* BEGIN GIVEN RECORDS *
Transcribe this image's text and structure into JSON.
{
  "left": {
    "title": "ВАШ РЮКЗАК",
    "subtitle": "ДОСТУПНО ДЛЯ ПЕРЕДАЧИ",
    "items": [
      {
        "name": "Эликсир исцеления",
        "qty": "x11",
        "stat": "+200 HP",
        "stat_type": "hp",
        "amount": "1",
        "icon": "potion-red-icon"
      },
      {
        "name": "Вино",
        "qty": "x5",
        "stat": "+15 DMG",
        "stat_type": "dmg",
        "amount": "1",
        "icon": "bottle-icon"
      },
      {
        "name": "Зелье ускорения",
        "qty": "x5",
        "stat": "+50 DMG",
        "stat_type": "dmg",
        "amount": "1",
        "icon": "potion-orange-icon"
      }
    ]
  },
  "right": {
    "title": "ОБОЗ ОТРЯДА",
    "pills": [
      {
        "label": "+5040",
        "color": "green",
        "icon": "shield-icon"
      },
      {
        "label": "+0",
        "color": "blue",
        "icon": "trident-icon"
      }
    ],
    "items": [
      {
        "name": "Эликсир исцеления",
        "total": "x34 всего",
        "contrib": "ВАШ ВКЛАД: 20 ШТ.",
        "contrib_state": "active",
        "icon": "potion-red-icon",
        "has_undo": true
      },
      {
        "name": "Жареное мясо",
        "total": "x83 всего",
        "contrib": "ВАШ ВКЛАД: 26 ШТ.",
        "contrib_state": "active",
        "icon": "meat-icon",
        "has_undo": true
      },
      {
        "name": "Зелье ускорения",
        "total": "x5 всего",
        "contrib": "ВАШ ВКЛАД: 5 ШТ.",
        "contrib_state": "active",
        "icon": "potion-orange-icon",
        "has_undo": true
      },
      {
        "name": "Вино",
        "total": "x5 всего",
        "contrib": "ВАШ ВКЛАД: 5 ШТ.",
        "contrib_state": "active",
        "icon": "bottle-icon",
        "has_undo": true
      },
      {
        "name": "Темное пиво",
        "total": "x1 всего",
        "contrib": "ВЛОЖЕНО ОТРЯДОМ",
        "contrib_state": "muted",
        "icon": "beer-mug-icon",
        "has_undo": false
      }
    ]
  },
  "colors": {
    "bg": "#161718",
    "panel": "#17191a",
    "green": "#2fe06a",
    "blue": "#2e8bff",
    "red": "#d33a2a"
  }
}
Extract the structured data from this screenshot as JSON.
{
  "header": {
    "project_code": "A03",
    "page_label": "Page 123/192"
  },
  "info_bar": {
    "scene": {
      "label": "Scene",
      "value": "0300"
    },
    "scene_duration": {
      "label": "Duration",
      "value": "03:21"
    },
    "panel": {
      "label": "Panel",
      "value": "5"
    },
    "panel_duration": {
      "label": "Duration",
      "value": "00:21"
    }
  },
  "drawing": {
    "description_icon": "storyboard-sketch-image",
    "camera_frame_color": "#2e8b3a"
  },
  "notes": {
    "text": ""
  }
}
* END GIVEN RECORDS *
# PROBLEM TO WORK ON
Reproduce each line holding the word "this".

# SOLVED PROBLEM
Transcribe this image's text and structure into JSON.
Extract the structured data from this screenshot as JSON.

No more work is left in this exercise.